Task description: Copy out the listing exactly.

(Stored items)
** Begin **

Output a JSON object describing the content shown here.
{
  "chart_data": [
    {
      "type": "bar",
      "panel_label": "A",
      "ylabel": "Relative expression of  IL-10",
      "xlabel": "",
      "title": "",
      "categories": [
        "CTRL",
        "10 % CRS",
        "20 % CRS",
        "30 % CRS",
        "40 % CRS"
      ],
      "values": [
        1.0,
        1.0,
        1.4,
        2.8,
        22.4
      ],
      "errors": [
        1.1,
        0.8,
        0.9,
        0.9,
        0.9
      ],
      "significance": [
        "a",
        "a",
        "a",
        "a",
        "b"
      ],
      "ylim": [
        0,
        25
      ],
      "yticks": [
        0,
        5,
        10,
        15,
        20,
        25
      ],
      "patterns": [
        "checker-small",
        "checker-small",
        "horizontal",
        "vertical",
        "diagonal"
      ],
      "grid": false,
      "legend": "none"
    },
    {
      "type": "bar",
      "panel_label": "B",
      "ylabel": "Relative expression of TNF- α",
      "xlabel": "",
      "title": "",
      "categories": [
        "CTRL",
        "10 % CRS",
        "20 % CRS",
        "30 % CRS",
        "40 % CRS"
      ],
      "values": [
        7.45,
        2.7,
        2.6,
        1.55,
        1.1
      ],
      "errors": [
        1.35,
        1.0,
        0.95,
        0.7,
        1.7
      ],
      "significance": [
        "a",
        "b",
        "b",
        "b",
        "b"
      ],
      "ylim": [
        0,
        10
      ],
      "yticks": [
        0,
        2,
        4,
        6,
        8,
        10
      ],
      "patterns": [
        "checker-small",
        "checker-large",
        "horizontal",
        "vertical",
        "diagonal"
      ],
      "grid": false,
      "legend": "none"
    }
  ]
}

** End **

Exercise output:
Output a JSON object describing the content shown here.
{
  "chart_data": [
    {
      "type": "bar",
      "panel_label": "A",
      "ylabel": "Relative expression of  IL-10",
      "xlabel": "",
      "title": "",
      "categories": [
        "CTRL",
        "10 % CRS",
        "20 % CRS",
        "30 % CRS",
        "40 % CRS"
      ],
      "values": [
        1.0,
        1.0,
        1.4,
        2.8,
        22.4
      ],
      "errors": [
        1.1,
        0.8,
        0.9,
        0.9,
        0.9
      ],
      "significance": [
        "a",
        "a",
        "a",
        "a",
        "b"
      ],
      "ylim": [
        0,
        25
      ],
      "yticks": [
        0,
        5,
        10,
        15,
        20,
        25
      ],
      "patterns": [
        "checker-small",
        "checker-small",
        "horizontal",
        "vertical",
        "diagonal"
      ],
      "grid": false,
      "legend": "none"
    },
    {
      "type": "bar",
      "panel_label": "B",
      "ylabel": "Relative expression of TNF- α",
      "xlabel": "",
      "title": "",
      "categories": [
        "CTRL",
        "10 % CRS",
        "20 % CRS",
        "30 % CRS",
        "40 % CRS"
      ],
      "values": [
        7.45,
        2.7,
        2.6,
        1.55,
        1.1
      ],
      "errors": [
        1.35,
        1.0,
        0.95,
        0.7,
        1.7
      ],
      "significance": [
        "a",
        "b",
        "b",
        "b",
        "b"
      ],
      "ylim": [
        0,
        10
      ],
      "yticks": [
        0,
        2,
        4,
        6,
        8,
        10
      ],
      "patterns": [
        "checker-small",
        "checker-large",
        "horizontal",
        "vertical",
        "diagonal"
      ],
      "grid": false,
      "legend": "none"
    }
  ]
}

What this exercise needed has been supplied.